Return every record exactly as written.

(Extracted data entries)
○ ○ ○ ○ ○ ○ ○
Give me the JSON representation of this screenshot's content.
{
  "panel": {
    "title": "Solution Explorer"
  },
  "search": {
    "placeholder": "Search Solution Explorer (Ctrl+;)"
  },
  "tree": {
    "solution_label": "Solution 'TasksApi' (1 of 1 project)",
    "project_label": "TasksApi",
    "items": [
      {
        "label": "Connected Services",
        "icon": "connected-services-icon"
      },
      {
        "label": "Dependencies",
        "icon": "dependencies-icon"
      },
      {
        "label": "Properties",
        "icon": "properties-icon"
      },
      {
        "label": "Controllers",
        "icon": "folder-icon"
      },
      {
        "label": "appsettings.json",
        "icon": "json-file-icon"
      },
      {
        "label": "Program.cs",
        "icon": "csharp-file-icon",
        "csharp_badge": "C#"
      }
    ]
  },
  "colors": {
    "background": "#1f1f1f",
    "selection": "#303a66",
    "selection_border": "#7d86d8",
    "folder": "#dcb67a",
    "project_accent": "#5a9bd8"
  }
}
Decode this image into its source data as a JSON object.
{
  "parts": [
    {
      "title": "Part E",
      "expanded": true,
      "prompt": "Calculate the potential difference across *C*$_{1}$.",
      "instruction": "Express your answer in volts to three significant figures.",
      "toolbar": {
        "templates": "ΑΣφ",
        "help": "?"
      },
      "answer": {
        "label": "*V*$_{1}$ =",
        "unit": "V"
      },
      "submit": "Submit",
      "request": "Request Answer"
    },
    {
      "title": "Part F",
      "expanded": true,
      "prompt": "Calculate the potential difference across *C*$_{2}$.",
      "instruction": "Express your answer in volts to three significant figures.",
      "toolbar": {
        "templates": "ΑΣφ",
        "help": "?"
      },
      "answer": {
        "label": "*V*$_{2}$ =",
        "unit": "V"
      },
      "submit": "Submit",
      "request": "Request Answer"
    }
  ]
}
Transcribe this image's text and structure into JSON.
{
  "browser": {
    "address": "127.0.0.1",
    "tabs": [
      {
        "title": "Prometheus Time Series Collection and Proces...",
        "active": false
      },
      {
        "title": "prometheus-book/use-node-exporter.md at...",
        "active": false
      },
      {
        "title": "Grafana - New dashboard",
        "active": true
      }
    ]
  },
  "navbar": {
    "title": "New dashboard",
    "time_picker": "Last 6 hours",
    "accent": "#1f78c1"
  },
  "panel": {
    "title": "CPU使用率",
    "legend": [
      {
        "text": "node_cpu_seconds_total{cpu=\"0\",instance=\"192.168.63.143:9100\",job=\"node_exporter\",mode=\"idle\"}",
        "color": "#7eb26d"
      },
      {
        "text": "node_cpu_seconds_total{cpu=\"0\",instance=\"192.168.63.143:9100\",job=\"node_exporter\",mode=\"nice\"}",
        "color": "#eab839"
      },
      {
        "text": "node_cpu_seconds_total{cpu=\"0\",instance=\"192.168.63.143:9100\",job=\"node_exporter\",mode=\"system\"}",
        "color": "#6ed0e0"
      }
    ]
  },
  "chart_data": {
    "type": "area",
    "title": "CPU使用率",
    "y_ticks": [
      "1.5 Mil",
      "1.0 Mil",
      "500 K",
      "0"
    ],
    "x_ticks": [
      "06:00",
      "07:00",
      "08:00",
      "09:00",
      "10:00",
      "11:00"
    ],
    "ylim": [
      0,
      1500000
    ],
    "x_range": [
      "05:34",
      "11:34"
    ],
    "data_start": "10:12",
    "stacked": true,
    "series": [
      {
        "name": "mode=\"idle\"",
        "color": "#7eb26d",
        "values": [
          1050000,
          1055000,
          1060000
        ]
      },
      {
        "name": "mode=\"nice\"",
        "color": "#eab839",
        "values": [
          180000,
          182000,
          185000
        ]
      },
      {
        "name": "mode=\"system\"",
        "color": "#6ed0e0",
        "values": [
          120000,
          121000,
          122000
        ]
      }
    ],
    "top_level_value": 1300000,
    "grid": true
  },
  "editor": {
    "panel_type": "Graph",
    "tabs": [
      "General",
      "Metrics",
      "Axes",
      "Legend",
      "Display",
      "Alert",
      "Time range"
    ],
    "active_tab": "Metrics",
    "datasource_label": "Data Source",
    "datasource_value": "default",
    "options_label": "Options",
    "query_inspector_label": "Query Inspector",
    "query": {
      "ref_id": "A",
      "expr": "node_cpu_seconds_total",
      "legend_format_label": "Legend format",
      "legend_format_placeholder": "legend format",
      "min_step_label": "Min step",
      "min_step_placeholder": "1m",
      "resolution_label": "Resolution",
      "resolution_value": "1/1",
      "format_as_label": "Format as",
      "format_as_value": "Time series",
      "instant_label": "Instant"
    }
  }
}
○ ○ ○ ○ ○ ○ ○
▶ Task solution
Give me the JSON representation of this screenshot's content.
{
  "panel": {
    "title": "Solution Explorer"
  },
  "search": {
    "placeholder": "Search Solution Explorer (Ctrl+;)"
  },
  "tree": {
    "solution_label": "Solution 'TasksApi' (1 of 1 project)",
    "project_label": "TasksApi",
    "items": [
      {
        "label": "Connected Services",
        "icon": "connected-services-icon"
      },
      {
        "label": "Dependencies",
        "icon": "dependencies-icon"
      },
      {
        "label": "Properties",
        "icon": "properties-icon"
      },
      {
        "label": "Controllers",
        "icon": "folder-icon"
      },
      {
        "label": "appsettings.json",
        "icon": "json-file-icon"
      },
      {
        "label": "Program.cs",
        "icon": "csharp-file-icon",
        "csharp_badge": "C#"
      }
    ]
  },
  "colors": {
    "background": "#1f1f1f",
    "selection": "#303a66",
    "selection_border": "#7d86d8",
    "folder": "#dcb67a",
    "project_accent": "#5a9bd8"
  }
}
Decode this image into its source data as a JSON object.
{
  "parts": [
    {
      "title": "Part E",
      "expanded": true,
      "prompt": "Calculate the potential difference across *C*$_{1}$.",
      "instruction": "Express your answer in volts to three significant figures.",
      "toolbar": {
        "templates": "ΑΣφ",
        "help": "?"
      },
      "answer": {
        "label": "*V*$_{1}$ =",
        "unit": "V"
      },
      "submit": "Submit",
      "request": "Request Answer"
    },
    {
      "title": "Part F",
      "expanded": true,
      "prompt": "Calculate the potential difference across *C*$_{2}$.",
      "instruction": "Express your answer in volts to three significant figures.",
      "toolbar": {
        "templates": "ΑΣφ",
        "help": "?"
      },
      "answer": {
        "label": "*V*$_{2}$ =",
        "unit": "V"
      },
      "submit": "Submit",
      "request": "Request Answer"
    }
  ]
}
Transcribe this image's text and structure into JSON.
{
  "browser": {
    "address": "127.0.0.1",
    "tabs": [
      {
        "title": "Prometheus Time Series Collection and Proces...",
        "active": false
      },
      {
        "title": "prometheus-book/use-node-exporter.md at...",
        "active": false
      },
      {
        "title": "Grafana - New dashboard",
        "active": true
      }
    ]
  },
  "navbar": {
    "title": "New dashboard",
    "time_picker": "Last 6 hours",
    "accent": "#1f78c1"
  },
  "panel": {
    "title": "CPU使用率",
    "legend": [
      {
        "text": "node_cpu_seconds_total{cpu=\"0\",instance=\"192.168.63.143:9100\",job=\"node_exporter\",mode=\"idle\"}",
        "color": "#7eb26d"
      },
      {
        "text": "node_cpu_seconds_total{cpu=\"0\",instance=\"192.168.63.143:9100\",job=\"node_exporter\",mode=\"nice\"}",
        "color": "#eab839"
      },
      {
        "text": "node_cpu_seconds_total{cpu=\"0\",instance=\"192.168.63.143:9100\",job=\"node_exporter\",mode=\"system\"}",
        "color": "#6ed0e0"
      }
    ]
  },
  "chart_data": {
    "type": "area",
    "title": "CPU使用率",
    "y_ticks": [
      "1.5 Mil",
      "1.0 Mil",
      "500 K",
      "0"
    ],
    "x_ticks": [
      "06:00",
      "07:00",
      "08:00",
      "09:00",
      "10:00",
      "11:00"
    ],
    "ylim": [
      0,
      1500000
    ],
    "x_range": [
      "05:34",
      "11:34"
    ],
    "data_start": "10:12",
    "stacked": true,
    "series": [
      {
        "name": "mode=\"idle\"",
        "color": "#7eb26d",
        "values": [
          1050000,
          1055000,
          1060000
        ]
      },
      {
        "name": "mode=\"nice\"",
        "color": "#eab839",
        "values": [
          180000,
          182000,
          185000
        ]
      },
      {
        "name": "mode=\"system\"",
        "color": "#6ed0e0",
        "values": [
          120000,
          121000,
          122000
        ]
      }
    ],
    "top_level_value": 1300000,
    "grid": true
  },
  "editor": {
    "panel_type": "Graph",
    "tabs": [
      "General",
      "Metrics",
      "Axes",
      "Legend",
      "Display",
      "Alert",
      "Time range"
    ],
    "active_tab": "Metrics",
    "datasource_label": "Data Source",
    "datasource_value": "default",
    "options_label": "Options",
    "query_inspector_label": "Query Inspector",
    "query": {
      "ref_id": "A",
      "expr": "node_cpu_seconds_total",
      "legend_format_label": "Legend format",
      "legend_format_placeholder": "legend format",
      "min_step_label": "Min step",
      "min_step_placeholder": "1m",
      "resolution_label": "Resolution",
      "resolution_value": "1/1",
      "format_as_label": "Format as",
      "format_as_value": "Time series",
      "instant_label": "Instant"
    }
  }
}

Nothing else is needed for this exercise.